* _Description of the task_
Search the data below for the string "Gaißau". Extract every line that contains it.

* _Provided entries_
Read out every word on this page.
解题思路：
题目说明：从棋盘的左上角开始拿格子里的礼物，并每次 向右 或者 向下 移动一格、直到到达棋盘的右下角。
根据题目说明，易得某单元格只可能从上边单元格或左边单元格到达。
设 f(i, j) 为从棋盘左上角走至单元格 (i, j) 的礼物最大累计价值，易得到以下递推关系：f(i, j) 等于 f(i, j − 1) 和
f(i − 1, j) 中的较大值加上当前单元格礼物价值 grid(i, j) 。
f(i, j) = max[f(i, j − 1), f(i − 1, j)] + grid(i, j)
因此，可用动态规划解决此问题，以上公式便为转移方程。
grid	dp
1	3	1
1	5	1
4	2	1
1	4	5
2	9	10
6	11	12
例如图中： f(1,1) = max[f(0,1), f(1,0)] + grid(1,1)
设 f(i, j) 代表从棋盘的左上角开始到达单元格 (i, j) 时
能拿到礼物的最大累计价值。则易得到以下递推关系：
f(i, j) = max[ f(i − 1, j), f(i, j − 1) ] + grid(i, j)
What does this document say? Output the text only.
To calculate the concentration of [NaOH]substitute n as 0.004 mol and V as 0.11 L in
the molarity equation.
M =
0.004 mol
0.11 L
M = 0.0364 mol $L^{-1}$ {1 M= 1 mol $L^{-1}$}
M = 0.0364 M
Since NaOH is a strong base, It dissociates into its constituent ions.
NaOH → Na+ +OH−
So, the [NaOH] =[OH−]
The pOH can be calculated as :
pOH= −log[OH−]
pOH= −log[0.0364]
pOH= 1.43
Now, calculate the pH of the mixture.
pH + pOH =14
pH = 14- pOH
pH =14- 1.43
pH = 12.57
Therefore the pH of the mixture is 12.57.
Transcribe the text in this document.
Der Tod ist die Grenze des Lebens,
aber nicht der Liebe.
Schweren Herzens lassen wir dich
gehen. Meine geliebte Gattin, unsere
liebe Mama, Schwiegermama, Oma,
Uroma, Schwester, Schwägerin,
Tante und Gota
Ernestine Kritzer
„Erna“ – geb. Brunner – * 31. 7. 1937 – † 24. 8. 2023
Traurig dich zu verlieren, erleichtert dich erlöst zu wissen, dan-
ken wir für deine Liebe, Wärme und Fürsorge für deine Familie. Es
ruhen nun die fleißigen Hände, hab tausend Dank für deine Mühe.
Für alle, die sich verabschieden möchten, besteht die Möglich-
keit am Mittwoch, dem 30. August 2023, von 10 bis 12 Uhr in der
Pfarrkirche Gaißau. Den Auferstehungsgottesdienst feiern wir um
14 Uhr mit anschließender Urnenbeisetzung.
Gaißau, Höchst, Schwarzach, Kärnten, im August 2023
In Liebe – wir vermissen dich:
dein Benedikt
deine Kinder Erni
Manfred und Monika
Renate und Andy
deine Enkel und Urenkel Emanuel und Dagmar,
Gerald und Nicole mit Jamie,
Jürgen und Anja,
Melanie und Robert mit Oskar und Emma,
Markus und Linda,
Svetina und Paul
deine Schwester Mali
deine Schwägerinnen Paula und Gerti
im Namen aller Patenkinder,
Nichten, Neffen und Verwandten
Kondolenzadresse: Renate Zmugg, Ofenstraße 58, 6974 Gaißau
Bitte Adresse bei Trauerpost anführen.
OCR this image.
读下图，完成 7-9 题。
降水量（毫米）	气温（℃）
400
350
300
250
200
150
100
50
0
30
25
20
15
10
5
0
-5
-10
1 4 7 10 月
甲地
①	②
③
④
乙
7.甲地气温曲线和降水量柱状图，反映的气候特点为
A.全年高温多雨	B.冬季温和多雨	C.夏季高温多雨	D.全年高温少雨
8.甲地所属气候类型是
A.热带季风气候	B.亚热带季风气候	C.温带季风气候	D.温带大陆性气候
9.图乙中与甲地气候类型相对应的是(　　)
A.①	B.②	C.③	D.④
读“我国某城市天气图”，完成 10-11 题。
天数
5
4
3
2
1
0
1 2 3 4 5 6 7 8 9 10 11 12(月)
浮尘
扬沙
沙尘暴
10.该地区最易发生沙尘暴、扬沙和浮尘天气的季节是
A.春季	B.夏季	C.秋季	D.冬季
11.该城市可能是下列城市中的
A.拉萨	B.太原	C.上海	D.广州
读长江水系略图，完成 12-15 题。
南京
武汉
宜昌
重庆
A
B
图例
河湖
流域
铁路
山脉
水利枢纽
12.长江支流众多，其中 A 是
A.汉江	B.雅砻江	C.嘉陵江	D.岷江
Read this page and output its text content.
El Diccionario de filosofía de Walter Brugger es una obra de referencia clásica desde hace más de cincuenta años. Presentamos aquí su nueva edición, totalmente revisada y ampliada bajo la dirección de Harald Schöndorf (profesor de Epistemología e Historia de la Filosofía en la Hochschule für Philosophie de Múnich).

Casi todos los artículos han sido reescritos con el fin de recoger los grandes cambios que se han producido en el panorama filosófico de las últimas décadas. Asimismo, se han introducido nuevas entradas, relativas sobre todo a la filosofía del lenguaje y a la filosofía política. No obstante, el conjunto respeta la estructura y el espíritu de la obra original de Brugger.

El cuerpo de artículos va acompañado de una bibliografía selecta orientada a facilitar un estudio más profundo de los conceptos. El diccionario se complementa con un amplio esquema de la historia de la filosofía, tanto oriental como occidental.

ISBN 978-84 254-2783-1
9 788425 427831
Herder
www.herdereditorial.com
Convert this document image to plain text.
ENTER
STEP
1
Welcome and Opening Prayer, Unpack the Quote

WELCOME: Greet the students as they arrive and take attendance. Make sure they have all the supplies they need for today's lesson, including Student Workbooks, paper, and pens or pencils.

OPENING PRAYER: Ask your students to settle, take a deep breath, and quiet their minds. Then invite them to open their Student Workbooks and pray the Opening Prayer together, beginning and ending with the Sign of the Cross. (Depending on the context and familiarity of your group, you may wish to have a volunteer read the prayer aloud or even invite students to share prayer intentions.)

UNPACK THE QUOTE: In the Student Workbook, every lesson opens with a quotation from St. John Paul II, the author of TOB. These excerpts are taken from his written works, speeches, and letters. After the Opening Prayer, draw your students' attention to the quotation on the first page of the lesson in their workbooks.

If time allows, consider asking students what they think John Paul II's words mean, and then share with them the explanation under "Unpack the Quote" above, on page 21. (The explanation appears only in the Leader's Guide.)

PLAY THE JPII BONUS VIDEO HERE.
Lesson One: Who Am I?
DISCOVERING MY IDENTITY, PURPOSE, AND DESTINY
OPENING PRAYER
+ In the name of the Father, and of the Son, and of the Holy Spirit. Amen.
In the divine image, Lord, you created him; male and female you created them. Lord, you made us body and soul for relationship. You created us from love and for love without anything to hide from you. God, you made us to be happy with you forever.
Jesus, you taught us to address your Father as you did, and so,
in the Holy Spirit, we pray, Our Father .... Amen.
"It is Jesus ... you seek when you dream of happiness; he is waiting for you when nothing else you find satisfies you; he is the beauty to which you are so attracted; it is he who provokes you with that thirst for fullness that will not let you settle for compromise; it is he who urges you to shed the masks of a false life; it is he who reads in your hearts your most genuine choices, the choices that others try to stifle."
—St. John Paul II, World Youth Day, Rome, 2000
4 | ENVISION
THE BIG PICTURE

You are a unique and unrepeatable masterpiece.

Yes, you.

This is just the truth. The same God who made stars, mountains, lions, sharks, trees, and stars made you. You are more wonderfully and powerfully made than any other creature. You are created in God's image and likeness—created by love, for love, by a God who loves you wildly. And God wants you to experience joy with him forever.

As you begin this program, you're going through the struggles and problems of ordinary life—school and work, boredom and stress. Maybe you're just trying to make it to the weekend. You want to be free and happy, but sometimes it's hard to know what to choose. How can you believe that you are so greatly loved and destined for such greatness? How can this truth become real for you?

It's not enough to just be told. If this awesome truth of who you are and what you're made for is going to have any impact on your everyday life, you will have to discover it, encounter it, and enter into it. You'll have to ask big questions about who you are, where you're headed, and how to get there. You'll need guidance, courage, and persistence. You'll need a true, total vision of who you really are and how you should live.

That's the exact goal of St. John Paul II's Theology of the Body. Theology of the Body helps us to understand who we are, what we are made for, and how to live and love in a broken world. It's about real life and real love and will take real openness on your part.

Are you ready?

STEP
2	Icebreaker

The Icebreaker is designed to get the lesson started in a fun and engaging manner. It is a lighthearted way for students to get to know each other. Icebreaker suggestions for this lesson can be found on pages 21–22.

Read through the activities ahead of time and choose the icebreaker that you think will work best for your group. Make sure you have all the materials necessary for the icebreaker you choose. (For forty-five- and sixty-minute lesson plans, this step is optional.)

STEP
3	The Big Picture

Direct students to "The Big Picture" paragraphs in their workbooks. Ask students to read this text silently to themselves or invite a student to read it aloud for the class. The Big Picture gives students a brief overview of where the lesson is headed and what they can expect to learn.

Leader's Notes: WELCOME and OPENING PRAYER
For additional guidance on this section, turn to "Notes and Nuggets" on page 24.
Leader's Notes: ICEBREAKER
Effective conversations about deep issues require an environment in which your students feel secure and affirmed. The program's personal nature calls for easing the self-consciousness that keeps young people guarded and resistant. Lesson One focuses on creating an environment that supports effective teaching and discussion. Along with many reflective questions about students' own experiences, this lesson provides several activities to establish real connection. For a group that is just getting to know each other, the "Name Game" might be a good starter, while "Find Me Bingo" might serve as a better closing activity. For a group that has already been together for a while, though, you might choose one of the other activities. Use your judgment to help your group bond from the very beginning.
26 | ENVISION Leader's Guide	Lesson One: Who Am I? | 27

* _Answer_
Pfarrkirche Gaißau. Den Auferstehungsgottesdienst feiern wir um
Gaißau, Höchst, Schwarzach, Kärnten, im August 2023
Kondolenzadresse: Renate Zmugg, Ofenstraße 58, 6974 Gaißau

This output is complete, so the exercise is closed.